* [Problem to work on]
Count how many lines hold the string "Latest". Answer with that number and nothing more.

========================================================================

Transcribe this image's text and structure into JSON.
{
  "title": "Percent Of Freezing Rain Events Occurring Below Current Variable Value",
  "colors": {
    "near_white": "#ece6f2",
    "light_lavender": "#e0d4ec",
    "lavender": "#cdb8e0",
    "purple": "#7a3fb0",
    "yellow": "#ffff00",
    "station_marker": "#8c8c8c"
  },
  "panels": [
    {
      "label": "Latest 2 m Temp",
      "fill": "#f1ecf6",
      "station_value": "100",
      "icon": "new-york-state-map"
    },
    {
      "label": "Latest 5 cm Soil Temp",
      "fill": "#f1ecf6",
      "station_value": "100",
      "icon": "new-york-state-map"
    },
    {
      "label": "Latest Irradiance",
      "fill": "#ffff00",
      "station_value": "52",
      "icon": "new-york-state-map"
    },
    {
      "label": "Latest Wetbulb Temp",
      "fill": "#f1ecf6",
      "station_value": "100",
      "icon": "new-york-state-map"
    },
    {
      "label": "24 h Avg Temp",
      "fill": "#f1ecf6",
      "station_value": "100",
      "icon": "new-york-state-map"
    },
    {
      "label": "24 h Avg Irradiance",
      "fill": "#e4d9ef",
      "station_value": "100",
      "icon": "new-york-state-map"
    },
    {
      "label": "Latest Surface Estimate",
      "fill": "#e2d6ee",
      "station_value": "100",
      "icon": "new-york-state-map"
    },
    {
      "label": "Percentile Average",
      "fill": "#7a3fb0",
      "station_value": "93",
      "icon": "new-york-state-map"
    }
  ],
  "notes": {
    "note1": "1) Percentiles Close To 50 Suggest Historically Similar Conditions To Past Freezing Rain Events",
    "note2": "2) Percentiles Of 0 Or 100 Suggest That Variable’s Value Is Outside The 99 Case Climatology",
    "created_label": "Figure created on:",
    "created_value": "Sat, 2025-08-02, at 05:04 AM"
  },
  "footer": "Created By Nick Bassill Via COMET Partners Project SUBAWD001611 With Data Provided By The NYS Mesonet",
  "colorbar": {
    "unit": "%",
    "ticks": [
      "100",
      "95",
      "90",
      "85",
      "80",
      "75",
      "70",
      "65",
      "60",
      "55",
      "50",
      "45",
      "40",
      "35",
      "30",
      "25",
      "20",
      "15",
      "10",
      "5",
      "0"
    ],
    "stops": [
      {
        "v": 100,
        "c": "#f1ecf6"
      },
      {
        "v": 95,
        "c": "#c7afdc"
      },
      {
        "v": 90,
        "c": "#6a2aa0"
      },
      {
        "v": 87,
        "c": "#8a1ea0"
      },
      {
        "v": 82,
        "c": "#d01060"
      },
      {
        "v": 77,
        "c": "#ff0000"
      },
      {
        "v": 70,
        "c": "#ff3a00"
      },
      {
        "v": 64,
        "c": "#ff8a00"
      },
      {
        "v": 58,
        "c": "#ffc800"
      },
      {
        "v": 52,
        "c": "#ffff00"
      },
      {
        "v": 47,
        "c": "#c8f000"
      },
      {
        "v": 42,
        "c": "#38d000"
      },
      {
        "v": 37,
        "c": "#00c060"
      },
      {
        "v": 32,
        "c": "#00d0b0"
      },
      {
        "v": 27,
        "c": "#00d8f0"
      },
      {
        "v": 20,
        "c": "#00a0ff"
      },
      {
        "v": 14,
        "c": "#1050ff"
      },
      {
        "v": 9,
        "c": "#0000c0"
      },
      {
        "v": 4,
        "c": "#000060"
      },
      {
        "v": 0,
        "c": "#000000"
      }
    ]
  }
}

========================================================================

* [Right answer]
5